> _Dataset content_:
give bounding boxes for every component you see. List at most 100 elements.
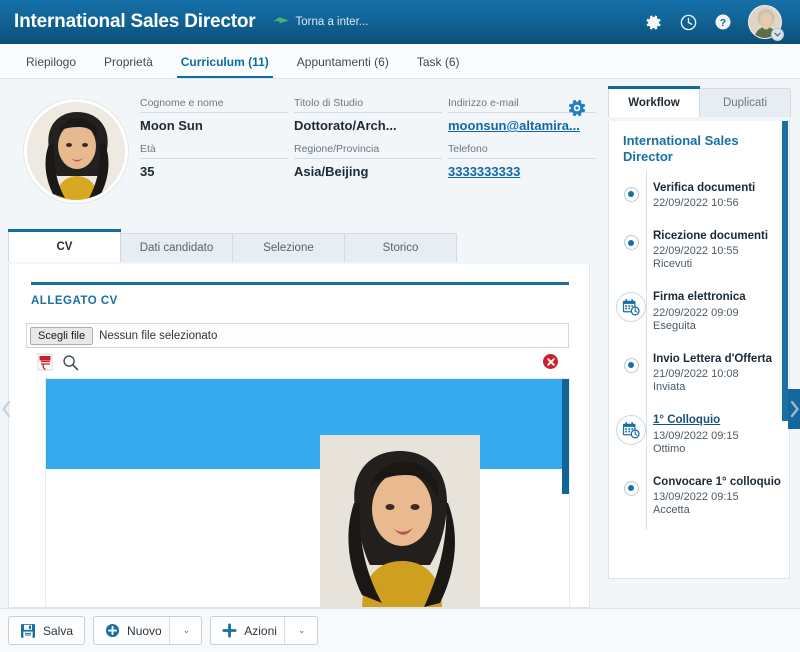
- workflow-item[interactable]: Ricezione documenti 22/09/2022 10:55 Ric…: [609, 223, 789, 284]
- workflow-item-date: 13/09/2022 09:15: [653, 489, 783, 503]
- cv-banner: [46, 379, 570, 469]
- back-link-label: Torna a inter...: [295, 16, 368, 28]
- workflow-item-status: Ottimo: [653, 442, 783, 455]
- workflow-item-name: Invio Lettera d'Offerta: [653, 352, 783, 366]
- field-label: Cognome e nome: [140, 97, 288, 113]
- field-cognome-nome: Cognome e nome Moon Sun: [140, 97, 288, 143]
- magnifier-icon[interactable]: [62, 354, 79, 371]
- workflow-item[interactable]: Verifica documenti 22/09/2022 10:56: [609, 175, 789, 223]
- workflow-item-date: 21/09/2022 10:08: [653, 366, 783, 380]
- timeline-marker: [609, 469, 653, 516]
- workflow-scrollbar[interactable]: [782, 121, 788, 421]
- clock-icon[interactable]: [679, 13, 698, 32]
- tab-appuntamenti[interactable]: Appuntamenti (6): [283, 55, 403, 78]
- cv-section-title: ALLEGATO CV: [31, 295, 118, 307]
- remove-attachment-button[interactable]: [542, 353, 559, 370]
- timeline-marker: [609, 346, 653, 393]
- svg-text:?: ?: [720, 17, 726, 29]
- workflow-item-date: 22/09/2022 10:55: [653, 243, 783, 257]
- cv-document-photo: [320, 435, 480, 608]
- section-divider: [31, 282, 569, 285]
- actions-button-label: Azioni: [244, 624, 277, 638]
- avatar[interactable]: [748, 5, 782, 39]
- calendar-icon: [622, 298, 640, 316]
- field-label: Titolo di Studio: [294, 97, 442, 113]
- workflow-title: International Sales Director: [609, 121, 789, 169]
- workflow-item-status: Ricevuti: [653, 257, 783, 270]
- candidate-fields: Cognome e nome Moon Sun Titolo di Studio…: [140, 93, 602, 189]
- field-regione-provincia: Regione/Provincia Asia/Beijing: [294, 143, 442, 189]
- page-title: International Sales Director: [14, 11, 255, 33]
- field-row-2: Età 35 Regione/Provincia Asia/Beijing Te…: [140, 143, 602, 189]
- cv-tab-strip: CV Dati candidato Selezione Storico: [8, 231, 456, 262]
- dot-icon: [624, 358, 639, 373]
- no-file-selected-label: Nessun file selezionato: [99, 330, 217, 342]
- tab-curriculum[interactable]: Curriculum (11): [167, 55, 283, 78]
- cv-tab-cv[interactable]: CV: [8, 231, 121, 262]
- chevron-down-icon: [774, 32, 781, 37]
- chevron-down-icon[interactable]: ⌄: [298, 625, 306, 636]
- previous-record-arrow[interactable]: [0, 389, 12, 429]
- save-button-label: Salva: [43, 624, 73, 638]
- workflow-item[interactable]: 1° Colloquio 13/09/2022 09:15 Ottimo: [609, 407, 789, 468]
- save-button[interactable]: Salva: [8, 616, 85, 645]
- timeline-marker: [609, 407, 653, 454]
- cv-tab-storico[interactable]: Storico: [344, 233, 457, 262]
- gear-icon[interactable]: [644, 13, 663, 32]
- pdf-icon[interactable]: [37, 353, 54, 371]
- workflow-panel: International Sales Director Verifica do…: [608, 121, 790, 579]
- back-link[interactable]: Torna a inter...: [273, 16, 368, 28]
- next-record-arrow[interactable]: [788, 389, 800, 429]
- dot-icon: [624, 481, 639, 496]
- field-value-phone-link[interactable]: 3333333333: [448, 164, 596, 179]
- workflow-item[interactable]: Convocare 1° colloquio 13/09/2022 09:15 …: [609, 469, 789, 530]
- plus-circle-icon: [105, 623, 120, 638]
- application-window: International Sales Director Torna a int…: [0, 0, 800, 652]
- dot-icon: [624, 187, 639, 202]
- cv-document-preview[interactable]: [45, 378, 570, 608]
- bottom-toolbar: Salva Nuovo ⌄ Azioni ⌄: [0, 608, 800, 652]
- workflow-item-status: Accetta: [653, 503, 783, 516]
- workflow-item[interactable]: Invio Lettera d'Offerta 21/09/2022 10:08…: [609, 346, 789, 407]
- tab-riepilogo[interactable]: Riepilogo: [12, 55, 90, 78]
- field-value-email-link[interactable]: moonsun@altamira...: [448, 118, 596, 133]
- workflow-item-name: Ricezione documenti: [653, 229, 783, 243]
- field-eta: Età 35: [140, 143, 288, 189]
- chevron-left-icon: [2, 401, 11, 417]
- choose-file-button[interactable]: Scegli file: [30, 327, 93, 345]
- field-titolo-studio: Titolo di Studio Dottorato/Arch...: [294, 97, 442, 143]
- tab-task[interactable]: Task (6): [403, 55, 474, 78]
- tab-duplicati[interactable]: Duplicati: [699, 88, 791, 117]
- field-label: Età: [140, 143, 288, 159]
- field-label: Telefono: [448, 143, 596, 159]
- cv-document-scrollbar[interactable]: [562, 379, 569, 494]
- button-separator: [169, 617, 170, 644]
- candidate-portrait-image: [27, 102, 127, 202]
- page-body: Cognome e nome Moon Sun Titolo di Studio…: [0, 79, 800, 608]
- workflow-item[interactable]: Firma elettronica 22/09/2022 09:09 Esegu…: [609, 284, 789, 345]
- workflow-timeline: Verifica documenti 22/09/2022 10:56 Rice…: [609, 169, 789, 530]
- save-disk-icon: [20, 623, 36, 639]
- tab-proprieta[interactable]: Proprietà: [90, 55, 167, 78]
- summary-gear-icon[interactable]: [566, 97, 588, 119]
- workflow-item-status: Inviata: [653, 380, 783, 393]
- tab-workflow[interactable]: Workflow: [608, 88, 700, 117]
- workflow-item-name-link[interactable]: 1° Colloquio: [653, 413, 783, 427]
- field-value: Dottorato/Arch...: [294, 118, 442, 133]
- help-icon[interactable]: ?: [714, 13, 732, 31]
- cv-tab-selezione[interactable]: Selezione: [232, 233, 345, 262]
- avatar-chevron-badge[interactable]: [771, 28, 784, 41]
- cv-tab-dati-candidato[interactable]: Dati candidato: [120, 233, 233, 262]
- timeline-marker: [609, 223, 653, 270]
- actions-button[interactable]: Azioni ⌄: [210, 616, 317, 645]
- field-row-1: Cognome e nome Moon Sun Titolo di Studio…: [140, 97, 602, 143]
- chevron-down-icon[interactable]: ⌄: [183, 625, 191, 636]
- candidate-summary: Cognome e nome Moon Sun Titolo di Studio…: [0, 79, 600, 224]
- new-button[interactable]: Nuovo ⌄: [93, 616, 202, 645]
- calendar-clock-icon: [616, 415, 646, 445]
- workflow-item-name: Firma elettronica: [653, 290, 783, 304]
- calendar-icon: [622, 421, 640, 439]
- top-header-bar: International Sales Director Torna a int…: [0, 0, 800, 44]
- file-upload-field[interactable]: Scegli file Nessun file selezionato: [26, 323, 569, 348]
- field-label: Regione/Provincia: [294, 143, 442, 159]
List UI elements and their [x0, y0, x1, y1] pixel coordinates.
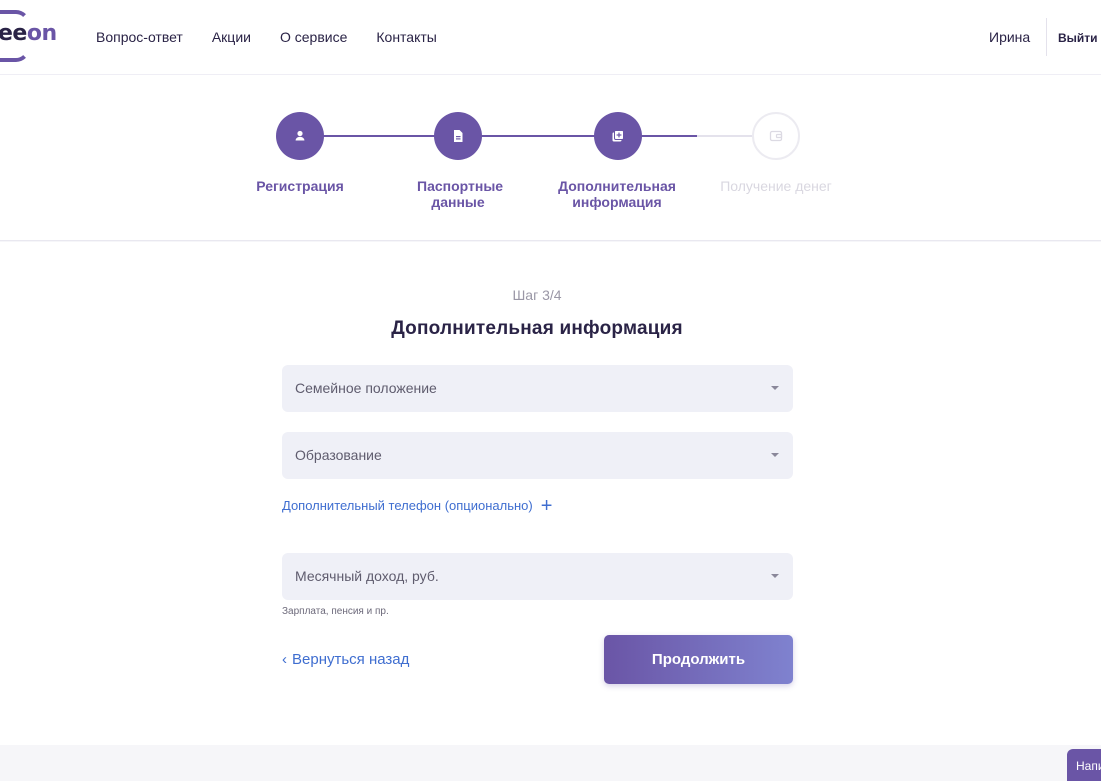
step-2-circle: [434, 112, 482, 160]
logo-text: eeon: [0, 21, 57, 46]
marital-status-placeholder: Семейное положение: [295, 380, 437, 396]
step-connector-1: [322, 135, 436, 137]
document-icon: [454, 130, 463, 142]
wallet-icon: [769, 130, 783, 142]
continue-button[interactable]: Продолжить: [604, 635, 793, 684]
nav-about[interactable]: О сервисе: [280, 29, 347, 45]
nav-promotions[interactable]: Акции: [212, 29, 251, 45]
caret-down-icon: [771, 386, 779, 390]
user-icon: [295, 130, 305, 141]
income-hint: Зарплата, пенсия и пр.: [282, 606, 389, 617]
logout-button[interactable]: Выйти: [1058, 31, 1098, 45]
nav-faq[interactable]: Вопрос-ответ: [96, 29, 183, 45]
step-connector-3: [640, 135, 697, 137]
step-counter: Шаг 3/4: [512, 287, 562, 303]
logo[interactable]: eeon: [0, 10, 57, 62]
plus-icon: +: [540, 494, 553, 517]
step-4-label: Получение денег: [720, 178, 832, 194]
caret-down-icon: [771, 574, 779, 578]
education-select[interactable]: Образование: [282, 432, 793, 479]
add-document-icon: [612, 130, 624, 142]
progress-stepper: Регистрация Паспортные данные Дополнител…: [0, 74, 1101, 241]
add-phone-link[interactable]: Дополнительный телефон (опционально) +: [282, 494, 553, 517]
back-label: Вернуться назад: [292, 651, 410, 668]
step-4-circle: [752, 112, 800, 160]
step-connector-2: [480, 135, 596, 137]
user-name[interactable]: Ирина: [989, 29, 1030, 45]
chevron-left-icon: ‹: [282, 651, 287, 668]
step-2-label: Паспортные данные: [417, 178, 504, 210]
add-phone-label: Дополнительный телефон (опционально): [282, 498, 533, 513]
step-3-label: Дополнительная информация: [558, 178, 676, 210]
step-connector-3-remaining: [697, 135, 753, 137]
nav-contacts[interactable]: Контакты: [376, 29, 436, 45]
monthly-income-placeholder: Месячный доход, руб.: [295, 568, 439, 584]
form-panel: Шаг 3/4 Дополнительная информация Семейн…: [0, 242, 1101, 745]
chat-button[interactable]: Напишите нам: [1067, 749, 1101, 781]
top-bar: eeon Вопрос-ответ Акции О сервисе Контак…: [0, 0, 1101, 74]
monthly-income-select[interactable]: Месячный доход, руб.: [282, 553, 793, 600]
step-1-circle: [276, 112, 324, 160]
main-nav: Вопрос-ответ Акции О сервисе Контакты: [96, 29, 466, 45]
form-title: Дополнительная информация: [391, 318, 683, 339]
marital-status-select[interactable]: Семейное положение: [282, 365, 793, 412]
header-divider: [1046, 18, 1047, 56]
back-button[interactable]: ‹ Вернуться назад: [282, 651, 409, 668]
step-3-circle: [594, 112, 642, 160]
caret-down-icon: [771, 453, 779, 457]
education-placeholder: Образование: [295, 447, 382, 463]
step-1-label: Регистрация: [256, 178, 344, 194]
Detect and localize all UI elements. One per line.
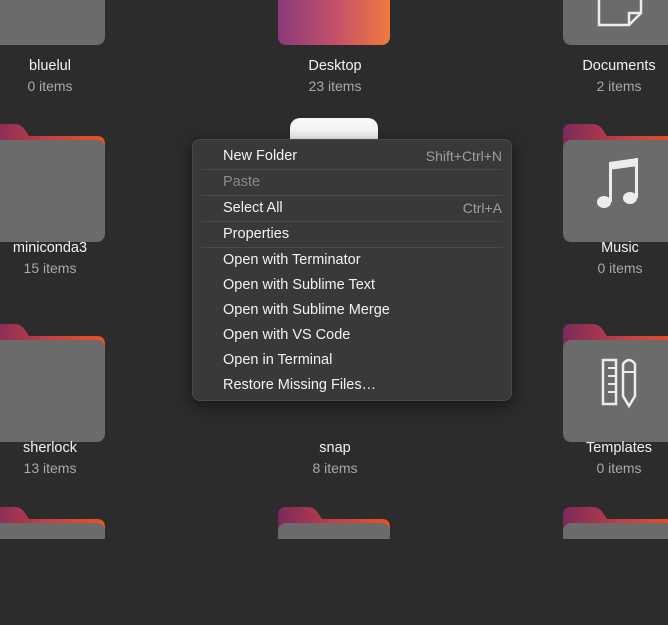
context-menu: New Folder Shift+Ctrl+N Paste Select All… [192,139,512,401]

> _Your instructions_:
Copy out the lines of the records, starting with the line that contains "- workflow-item[interactable]: Ricezione" and continuing through the line that contains "- back-link-label: Torna", with both of those lines included.

> _Result of the exercise_:
- workflow-item[interactable]: Ricezione documenti 22/09/2022 10:55 Ric…: [609, 223, 789, 284]
- workflow-item-date: 13/09/2022 09:15: [653, 489, 783, 503]
- cv-banner: [46, 379, 570, 469]
- back-link-label: Torna a inter...: [295, 16, 368, 28]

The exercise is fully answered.